* DOCUMENT
Now, I knew that this bus was a full size Greyhound like bus. I saw it on the road when I was on the Fung Wah bus. However, what I didn't realize at the time was that this bus, although it does go to Boston, stops mid-way at Mohegan Sun. Now, Mohegan Sun isn't really on the way. However, what did I care? $20 one way! There were a lot of Chinese people on the bus (There weren't any Chinese people on the Fung Wah bus, but I think that they knew that the short bus wasn't worth the ride). I would say that there were 70% Chinese and 30% Other on the bus. Sunshine definitely was geared toward their major clientele as they had Chinese soap operas with no English subtitles televised over the tiny, little tv screens. What was funny was when we got to Mohegan Sun (oh, I should explain. For those who don't know, Mohegan Sun is a casino run by the Mohegan Tribe, also known as the Wolf People. Well, the Wolf People have made a very nice resort and a great museum on Native American culture and, did you know, a radio station called The Wolf), almost all of the Chinese people got off the bus. It was amusing to see the bus empty out so quickly. I am not sure whether they were there to work or gamble, but either way, they all were in a hurry.

Element and coordinate entries:
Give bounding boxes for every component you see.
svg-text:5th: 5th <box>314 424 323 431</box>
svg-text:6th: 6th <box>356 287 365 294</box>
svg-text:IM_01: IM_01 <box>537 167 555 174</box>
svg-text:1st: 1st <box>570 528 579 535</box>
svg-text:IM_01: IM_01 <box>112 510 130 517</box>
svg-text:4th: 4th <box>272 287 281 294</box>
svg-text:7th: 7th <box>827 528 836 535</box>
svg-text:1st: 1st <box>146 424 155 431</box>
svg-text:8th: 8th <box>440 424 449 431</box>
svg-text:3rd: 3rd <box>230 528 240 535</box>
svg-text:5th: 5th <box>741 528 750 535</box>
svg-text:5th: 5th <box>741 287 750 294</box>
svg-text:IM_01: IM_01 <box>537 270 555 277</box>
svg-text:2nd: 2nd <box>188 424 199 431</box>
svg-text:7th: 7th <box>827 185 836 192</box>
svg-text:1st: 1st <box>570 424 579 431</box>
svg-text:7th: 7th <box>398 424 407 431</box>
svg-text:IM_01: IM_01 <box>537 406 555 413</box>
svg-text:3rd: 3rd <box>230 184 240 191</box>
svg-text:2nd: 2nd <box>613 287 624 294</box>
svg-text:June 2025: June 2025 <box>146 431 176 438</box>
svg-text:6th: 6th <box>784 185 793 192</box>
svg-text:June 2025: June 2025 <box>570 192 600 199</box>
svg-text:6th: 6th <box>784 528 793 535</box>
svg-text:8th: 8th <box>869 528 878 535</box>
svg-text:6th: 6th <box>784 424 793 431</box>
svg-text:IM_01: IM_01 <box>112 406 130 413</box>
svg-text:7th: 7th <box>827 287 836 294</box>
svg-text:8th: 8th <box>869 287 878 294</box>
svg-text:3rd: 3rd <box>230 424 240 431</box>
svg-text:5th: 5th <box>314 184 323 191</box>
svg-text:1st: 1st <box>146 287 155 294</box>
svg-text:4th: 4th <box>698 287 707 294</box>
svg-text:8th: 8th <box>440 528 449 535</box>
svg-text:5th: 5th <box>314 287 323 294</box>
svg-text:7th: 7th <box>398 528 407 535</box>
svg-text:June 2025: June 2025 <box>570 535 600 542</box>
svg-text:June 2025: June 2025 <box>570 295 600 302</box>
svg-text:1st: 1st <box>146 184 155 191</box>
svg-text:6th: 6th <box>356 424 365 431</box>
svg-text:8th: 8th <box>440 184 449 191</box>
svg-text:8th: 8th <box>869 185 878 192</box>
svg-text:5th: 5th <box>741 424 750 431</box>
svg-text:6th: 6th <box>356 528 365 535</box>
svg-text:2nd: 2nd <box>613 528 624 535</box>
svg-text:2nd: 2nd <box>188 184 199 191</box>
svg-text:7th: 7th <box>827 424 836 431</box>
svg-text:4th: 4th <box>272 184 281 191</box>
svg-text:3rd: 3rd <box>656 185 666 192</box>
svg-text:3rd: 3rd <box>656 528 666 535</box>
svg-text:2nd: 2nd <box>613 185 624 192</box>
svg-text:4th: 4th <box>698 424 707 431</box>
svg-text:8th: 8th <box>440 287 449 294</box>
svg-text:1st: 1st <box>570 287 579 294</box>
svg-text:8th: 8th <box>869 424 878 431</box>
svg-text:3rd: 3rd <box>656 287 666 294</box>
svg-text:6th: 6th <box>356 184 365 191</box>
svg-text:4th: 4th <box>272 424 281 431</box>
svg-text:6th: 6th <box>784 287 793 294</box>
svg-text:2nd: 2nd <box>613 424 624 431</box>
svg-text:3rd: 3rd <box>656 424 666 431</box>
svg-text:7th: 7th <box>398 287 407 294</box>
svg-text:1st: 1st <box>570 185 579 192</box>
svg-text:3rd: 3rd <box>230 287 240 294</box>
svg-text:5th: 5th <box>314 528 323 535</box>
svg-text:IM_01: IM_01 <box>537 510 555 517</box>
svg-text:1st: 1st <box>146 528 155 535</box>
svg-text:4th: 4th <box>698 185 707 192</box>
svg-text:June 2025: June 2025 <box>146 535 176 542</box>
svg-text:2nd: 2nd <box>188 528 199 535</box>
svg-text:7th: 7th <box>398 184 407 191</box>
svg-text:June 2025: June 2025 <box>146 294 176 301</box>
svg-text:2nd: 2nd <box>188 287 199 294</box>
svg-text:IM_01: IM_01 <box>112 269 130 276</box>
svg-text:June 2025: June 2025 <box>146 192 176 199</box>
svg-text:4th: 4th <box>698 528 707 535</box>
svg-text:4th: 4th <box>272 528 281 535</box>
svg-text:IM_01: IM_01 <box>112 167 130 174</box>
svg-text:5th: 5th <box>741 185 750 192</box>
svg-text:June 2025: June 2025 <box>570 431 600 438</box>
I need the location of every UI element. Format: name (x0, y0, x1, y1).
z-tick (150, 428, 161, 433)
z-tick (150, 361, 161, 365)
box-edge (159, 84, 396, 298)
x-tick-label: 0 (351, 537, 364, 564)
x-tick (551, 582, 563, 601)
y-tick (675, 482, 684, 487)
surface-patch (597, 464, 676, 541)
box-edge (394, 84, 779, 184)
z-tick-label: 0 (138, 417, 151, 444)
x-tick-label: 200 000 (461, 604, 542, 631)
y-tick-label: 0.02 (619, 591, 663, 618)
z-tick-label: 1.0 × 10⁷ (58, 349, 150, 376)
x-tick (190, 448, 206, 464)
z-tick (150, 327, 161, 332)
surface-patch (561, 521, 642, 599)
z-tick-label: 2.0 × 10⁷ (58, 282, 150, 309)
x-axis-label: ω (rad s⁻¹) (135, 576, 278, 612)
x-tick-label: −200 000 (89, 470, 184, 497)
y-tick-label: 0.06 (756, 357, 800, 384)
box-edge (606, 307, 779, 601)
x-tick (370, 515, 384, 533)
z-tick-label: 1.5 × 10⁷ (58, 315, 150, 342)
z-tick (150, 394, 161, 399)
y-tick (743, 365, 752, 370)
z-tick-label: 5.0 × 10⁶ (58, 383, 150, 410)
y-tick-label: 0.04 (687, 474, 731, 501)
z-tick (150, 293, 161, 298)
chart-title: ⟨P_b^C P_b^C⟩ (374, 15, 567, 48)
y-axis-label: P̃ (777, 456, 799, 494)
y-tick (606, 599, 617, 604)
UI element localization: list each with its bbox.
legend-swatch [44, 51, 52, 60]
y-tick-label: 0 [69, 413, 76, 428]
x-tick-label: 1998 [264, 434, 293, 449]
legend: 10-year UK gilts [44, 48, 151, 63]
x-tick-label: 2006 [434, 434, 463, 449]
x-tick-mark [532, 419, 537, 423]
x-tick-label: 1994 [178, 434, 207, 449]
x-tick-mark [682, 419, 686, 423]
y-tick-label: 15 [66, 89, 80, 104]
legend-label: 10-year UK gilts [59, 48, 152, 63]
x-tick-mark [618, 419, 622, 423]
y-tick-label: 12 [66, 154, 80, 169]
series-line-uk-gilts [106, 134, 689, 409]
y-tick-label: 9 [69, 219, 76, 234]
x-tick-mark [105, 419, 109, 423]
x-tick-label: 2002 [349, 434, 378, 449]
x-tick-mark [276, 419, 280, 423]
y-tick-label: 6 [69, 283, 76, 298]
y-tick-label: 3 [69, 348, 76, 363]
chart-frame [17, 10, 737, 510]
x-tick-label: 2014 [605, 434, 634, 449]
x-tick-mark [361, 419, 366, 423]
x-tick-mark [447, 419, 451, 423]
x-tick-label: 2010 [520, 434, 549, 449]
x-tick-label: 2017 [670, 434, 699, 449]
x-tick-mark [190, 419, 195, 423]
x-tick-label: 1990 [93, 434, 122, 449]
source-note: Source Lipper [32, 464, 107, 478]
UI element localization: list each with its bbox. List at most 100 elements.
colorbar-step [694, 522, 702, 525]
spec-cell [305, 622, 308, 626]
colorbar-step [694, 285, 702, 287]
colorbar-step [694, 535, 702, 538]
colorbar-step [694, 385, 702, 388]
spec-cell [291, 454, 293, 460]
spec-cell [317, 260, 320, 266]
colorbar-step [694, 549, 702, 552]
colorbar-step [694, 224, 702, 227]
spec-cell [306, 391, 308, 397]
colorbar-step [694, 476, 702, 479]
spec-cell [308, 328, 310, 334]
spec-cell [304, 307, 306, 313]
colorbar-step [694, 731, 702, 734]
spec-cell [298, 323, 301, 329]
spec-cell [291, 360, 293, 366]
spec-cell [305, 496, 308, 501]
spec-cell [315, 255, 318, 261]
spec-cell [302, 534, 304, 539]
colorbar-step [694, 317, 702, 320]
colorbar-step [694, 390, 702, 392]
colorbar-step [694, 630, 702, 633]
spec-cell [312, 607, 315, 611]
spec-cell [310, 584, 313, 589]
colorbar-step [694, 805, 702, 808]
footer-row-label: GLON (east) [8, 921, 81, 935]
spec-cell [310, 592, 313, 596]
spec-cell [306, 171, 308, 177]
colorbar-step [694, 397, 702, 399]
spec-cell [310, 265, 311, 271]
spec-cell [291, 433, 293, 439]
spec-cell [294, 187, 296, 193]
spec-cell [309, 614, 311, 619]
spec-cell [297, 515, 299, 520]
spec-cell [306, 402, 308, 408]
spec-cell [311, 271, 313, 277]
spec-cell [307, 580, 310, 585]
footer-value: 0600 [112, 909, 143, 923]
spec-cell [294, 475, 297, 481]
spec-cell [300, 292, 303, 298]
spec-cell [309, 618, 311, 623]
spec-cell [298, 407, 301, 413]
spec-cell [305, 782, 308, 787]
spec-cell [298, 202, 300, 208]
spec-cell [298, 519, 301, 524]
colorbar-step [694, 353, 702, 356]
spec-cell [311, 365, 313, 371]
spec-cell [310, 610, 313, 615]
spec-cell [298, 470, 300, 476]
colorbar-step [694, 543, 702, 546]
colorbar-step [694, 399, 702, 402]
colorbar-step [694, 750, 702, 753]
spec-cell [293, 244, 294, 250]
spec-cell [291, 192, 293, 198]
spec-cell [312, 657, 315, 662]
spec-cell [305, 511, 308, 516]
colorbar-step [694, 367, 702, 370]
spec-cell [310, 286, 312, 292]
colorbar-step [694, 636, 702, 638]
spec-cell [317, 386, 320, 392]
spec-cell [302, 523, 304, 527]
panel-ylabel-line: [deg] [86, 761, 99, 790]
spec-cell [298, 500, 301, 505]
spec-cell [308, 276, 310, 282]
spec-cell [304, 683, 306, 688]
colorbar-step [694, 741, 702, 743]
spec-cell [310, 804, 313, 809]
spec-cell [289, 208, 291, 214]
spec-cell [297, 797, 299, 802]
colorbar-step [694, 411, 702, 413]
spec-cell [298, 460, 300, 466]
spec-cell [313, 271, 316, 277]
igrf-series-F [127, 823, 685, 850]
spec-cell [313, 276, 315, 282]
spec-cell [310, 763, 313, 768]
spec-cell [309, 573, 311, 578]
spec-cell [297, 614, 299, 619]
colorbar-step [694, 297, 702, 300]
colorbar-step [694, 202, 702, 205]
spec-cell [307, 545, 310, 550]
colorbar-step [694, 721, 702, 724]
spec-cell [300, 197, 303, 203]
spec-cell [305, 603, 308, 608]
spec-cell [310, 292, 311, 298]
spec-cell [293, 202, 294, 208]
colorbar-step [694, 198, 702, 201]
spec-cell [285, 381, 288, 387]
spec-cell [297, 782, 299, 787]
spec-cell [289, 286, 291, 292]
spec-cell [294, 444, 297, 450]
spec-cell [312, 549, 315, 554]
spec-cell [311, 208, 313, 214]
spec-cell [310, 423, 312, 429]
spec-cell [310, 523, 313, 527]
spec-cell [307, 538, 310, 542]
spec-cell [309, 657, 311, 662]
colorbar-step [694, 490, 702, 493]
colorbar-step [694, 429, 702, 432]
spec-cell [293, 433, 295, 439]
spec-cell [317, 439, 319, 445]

* INSTRUCTIONS
(1) In the bus ride account, what share of the passengers does the writer estimate were Chinese?
(2) Using the bus ride account, decide whether each statement agrees with it: (a) The bus to Boston made a stop partway at Mohegan Sun. (b) The soap operas shown on the bus had English subtitles. (c) A one-way ticket cost $30.

* RESULTS OF THE EXERCISE
(1) 70%

(2)
(a) Yes: "although it does go to Boston, stops mid-way at Mohegan Sun"
(b) No: "Chinese soap operas with no English subtitles"
(c) No: "$20 one way!"